-- START OF Provided records --
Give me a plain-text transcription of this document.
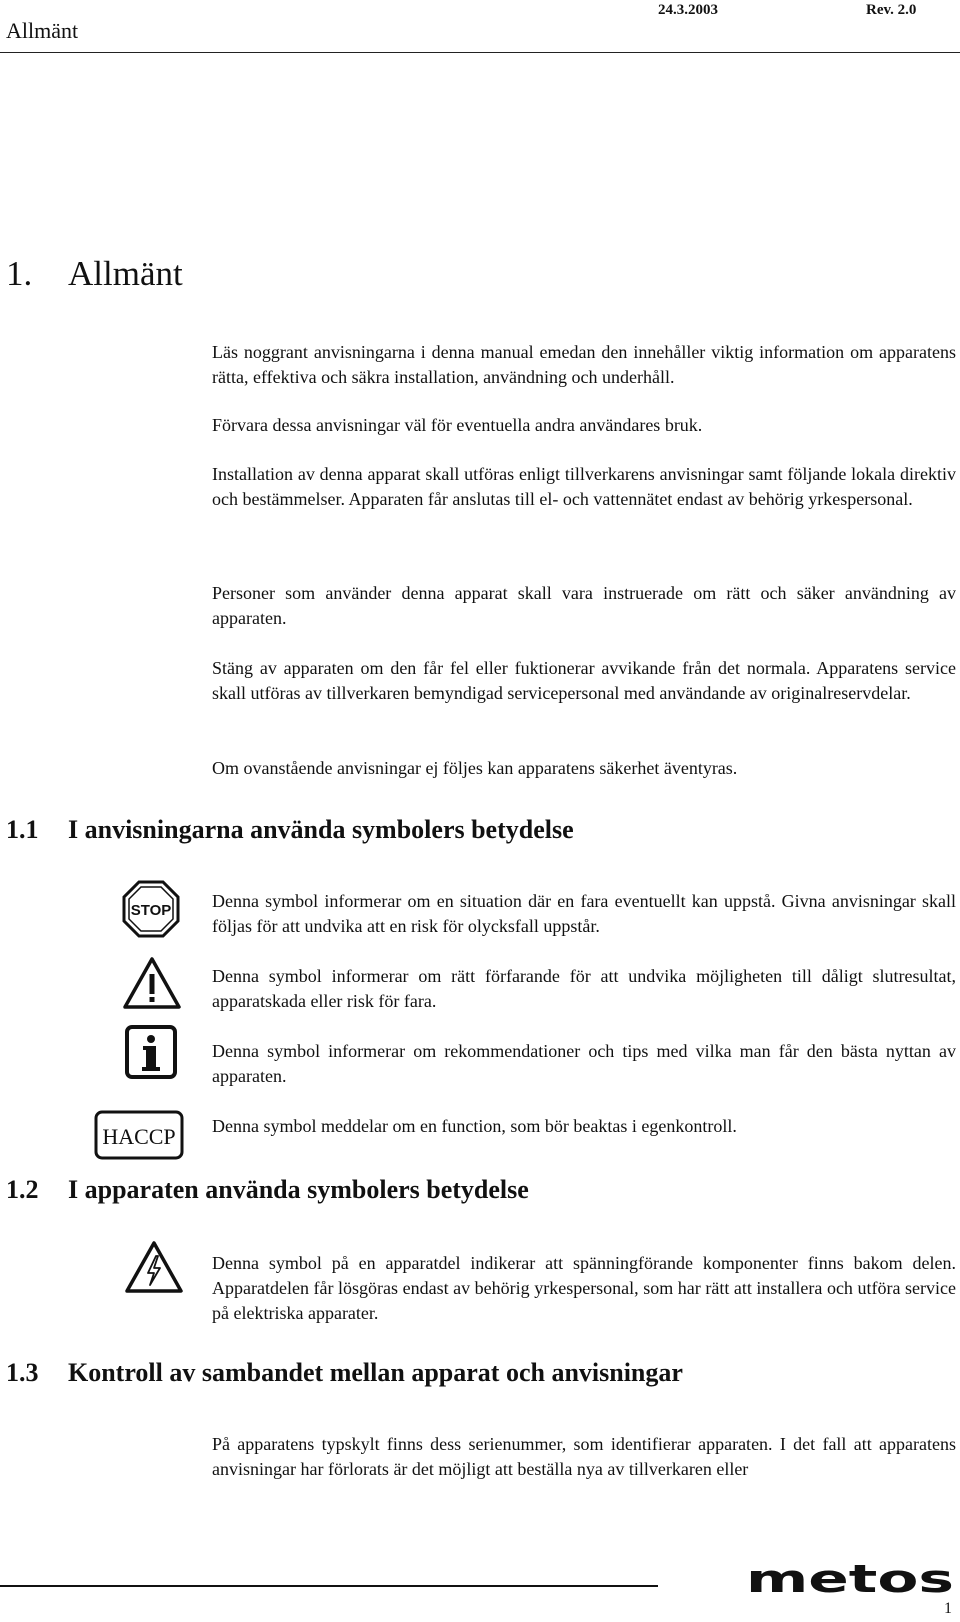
Allmänt
24.3.2003	Rev. 2.0
1. Allmänt
Läs noggrant anvisningarna i denna manual emedan den innehåller viktig information om apparatens rätta, effektiva och säkra installation, användning och underhåll.
Förvara dessa anvisningar väl för eventuella andra användares bruk.
Installation av denna apparat skall utföras enligt tillverkarens anvisningar samt följande lokala direktiv och bestämmelser. Apparaten får anslutas till el- och vattennätet endast av behörig yrkespersonal.
Personer som använder denna apparat skall vara instruerade om rätt och säker användning av apparaten.
Stäng av apparaten om den får fel eller fuktionerar avvikande från det normala. Apparatens service skall utföras av tillverkaren bemyndigad servicepersonal med användande av originalreservdelar.
Om ovanstående anvisningar ej följes kan apparatens säkerhet äventyras.
1.1 I anvisningarna använda symbolers betydelse
STOP Denna symbol informerar om en situation där en fara eventuellt kan uppstå. Givna anvisningar skall följas för att undvika att en risk för olycksfall uppstår.
Denna symbol informerar om rätt förfarande för att undvika möjligheten till dåligt slutresultat, apparatskada eller risk för fara.
Denna symbol informerar om rekommendationer och tips med vilka man får den bästa nyttan av apparaten.
HACCP Denna symbol meddelar om en function, som bör beaktas i egenkontroll.
1.2 I apparaten använda symbolers betydelse
Denna symbol på en apparatdel indikerar att spänningförande komponenter finns bakom delen. Apparatdelen får lösgöras endast av behörig yrkespersonal, som har rätt att installera och utföra service på elektriska apparater.
1.3 Kontroll av sambandet mellan apparat och anvisningar
På apparatens typskylt finns dess serienummer, som identifierar apparaten. I det fall att apparatens anvisningar har förlorats är det möjligt att beställa nya av tillverkaren eller
metos
1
-- END OF Provided records --
__Required work__. The material above holds pictures; copy everything else in it exactly.

__Solution to this exercise__.
Give me a plain-text transcription of this document.
Allmänt
24.3.2003	Rev. 2.0
1. Allmänt
Läs noggrant anvisningarna i denna manual emedan den innehåller viktig information om apparatens rätta, effektiva och säkra installation, användning och underhåll.
Förvara dessa anvisningar väl för eventuella andra användares bruk.
Installation av denna apparat skall utföras enligt tillverkarens anvisningar samt följande lokala direktiv och bestämmelser. Apparaten får anslutas till el- och vattennätet endast av behörig yrkespersonal.
Personer som använder denna apparat skall vara instruerade om rätt och säker användning av apparaten.
Stäng av apparaten om den får fel eller fuktionerar avvikande från det normala. Apparatens service skall utföras av tillverkaren bemyndigad servicepersonal med användande av originalreservdelar.
Om ovanstående anvisningar ej följes kan apparatens säkerhet äventyras.
1.1 I anvisningarna använda symbolers betydelse
STOP Denna symbol informerar om en situation där en fara eventuellt kan uppstå. Givna anvisningar skall följas för att undvika att en risk för olycksfall uppstår.
Denna symbol informerar om rätt förfarande för att undvika möjligheten till dåligt slutresultat, apparatskada eller risk för fara.
Denna symbol informerar om rekommendationer och tips med vilka man får den bästa nyttan av apparaten.
HACCP Denna symbol meddelar om en function, som bör beaktas i egenkontroll.
1.2 I apparaten använda symbolers betydelse
Denna symbol på en apparatdel indikerar att spänningförande komponenter finns bakom delen. Apparatdelen får lösgöras endast av behörig yrkespersonal, som har rätt att installera och utföra service på elektriska apparater.
1.3 Kontroll av sambandet mellan apparat och anvisningar
På apparatens typskylt finns dess serienummer, som identifierar apparaten. I det fall att apparatens anvisningar har förlorats är det möjligt att beställa nya av tillverkaren eller
metos
1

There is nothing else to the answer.